Figure contents as structured data
──────────

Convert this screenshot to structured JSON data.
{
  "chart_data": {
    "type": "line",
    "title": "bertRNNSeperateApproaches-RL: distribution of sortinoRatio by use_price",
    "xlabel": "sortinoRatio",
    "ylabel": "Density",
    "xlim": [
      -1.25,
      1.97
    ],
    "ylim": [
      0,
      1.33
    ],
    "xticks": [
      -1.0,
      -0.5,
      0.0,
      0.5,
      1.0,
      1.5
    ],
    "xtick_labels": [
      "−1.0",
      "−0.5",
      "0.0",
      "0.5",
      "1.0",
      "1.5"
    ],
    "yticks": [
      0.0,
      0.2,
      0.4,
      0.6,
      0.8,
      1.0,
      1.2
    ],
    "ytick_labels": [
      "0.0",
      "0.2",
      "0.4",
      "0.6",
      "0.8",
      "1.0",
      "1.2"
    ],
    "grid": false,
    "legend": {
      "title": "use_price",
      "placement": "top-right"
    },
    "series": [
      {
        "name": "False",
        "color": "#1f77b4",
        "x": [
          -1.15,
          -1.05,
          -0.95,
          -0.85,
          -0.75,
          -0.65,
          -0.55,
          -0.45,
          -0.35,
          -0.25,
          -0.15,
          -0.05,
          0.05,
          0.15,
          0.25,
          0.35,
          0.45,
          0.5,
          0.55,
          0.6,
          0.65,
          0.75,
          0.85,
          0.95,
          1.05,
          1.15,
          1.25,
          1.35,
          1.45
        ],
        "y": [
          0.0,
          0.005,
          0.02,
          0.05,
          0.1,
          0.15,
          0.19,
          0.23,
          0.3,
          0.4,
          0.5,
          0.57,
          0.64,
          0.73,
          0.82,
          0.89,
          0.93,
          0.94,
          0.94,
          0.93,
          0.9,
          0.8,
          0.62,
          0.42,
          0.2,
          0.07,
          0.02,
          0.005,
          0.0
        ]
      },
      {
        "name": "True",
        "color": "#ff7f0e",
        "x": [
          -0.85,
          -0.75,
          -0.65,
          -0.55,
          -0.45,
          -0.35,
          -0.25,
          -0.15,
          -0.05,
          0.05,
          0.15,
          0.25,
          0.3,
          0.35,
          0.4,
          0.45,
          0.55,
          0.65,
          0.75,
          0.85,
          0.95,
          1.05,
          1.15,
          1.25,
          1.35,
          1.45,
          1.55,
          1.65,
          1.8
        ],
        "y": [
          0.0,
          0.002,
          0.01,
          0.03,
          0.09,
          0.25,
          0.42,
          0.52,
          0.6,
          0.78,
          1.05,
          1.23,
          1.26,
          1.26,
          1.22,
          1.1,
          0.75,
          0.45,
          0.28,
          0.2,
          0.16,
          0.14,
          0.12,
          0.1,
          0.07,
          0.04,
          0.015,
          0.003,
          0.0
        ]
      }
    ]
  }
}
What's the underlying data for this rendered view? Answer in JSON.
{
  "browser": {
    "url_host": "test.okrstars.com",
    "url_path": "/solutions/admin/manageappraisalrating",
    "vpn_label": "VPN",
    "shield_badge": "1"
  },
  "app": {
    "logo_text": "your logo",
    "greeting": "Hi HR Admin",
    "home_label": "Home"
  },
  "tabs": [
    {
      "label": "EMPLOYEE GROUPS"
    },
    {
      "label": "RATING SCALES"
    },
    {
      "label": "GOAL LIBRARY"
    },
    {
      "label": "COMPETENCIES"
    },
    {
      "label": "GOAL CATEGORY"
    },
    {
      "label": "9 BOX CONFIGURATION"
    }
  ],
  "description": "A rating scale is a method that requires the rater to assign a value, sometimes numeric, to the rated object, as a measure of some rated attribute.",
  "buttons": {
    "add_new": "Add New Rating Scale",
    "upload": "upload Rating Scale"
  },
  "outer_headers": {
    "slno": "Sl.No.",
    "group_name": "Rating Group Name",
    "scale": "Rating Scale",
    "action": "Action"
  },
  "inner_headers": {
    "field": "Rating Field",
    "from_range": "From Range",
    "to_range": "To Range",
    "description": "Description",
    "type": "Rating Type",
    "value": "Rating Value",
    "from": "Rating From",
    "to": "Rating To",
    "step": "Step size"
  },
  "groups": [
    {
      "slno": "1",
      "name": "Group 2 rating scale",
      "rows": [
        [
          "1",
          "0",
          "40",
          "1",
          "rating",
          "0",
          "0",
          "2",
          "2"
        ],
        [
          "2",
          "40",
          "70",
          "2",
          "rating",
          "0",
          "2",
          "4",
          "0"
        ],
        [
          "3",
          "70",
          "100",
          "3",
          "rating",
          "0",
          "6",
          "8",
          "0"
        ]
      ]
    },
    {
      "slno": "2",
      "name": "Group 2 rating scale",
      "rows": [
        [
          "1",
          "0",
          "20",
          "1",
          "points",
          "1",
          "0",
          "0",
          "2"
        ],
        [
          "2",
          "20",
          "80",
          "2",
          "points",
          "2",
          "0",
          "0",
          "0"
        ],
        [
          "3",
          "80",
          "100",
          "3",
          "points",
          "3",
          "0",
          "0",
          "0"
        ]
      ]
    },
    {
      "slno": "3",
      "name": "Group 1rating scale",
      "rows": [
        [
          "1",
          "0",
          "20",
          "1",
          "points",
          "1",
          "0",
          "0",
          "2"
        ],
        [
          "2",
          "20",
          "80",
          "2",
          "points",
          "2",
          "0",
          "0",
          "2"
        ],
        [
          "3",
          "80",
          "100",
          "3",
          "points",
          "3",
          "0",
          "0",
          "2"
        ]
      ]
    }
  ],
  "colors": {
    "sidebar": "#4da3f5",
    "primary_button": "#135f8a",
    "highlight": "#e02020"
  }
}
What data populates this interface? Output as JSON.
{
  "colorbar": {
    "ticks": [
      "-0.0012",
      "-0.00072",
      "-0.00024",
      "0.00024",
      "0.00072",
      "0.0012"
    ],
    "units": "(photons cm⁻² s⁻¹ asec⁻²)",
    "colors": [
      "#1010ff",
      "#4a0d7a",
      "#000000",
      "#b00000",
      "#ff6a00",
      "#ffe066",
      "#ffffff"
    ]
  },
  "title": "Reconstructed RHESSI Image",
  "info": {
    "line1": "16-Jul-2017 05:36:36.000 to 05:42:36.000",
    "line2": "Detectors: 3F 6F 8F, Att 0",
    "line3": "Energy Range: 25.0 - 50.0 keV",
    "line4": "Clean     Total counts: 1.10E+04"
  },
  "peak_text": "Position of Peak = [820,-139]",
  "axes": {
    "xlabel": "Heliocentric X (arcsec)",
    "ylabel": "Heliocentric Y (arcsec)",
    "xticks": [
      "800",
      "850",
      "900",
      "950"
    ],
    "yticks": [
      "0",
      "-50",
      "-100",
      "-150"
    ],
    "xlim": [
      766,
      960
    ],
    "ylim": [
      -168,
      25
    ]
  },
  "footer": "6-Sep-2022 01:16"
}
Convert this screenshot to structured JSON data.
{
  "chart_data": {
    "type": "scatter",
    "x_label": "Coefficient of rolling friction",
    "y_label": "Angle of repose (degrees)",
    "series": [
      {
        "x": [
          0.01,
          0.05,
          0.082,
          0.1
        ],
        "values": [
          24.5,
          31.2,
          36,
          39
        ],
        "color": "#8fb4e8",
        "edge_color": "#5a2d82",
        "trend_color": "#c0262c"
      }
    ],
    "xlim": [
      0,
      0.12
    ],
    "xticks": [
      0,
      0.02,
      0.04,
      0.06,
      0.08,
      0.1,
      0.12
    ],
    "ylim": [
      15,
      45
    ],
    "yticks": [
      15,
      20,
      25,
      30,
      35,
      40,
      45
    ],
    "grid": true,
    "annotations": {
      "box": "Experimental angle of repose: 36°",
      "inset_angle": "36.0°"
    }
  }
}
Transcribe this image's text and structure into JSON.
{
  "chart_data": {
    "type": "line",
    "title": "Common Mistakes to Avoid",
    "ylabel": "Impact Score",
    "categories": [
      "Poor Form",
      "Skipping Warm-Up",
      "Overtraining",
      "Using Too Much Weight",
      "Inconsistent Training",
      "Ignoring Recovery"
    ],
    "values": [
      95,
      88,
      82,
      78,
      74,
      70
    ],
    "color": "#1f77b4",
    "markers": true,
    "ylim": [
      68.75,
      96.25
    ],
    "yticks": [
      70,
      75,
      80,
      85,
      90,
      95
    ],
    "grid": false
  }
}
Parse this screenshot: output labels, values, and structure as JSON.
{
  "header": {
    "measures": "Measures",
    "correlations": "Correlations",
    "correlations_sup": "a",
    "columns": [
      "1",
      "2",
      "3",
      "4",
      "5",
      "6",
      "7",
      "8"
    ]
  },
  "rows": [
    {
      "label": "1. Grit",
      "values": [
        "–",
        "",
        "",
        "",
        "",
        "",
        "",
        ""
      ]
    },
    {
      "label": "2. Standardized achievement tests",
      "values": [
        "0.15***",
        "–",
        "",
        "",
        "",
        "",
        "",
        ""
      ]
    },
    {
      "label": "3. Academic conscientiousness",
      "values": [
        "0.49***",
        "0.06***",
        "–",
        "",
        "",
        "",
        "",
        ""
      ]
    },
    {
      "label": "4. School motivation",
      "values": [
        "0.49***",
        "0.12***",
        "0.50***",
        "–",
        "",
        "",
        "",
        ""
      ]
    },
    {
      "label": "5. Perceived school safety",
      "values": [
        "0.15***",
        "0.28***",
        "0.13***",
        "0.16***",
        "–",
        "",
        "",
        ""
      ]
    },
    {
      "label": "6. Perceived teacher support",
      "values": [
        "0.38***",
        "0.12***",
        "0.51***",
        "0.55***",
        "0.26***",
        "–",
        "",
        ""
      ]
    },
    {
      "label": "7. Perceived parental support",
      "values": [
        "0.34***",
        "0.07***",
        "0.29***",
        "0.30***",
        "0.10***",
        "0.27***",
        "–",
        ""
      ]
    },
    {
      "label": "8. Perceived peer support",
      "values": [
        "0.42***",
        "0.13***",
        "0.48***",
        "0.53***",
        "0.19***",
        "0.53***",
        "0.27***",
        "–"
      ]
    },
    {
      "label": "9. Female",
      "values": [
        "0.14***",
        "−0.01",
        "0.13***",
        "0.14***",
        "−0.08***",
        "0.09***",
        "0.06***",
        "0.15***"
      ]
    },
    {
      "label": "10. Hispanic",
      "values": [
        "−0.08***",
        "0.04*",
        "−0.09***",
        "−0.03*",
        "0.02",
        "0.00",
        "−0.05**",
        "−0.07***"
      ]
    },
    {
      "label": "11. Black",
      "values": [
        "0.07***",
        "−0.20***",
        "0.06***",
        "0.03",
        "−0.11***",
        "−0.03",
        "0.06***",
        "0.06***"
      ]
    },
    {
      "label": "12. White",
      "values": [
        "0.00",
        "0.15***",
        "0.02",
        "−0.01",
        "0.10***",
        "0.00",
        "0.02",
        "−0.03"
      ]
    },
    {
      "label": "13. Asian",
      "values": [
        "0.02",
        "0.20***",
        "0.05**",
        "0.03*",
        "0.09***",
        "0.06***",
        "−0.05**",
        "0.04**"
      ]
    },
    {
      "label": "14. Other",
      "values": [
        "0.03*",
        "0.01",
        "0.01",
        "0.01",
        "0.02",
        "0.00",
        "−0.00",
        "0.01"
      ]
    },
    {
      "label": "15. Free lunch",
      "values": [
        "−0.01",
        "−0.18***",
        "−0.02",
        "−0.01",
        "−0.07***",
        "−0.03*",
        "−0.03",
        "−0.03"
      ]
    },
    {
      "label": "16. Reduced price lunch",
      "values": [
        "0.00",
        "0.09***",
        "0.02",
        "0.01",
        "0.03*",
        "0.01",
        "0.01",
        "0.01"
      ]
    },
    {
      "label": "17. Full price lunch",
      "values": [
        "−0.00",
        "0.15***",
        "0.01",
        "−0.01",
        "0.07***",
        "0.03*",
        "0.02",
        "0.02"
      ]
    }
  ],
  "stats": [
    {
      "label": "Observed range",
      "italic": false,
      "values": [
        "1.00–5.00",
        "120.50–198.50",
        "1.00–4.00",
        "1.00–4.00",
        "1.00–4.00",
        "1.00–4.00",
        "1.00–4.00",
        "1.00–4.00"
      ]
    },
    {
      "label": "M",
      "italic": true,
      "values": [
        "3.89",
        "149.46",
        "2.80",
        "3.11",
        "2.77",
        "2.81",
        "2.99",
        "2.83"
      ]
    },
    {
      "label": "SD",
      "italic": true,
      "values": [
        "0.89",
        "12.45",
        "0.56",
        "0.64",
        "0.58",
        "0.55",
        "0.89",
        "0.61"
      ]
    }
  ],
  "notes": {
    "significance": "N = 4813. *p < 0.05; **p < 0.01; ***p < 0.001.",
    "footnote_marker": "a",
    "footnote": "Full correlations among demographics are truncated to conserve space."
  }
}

──────────

Stated problem:
Scan the material above. Extract every line in which the word "GOAL" occurs.

Full output:
      "label": "GOAL LIBRARY"
      "label": "GOAL CATEGORY"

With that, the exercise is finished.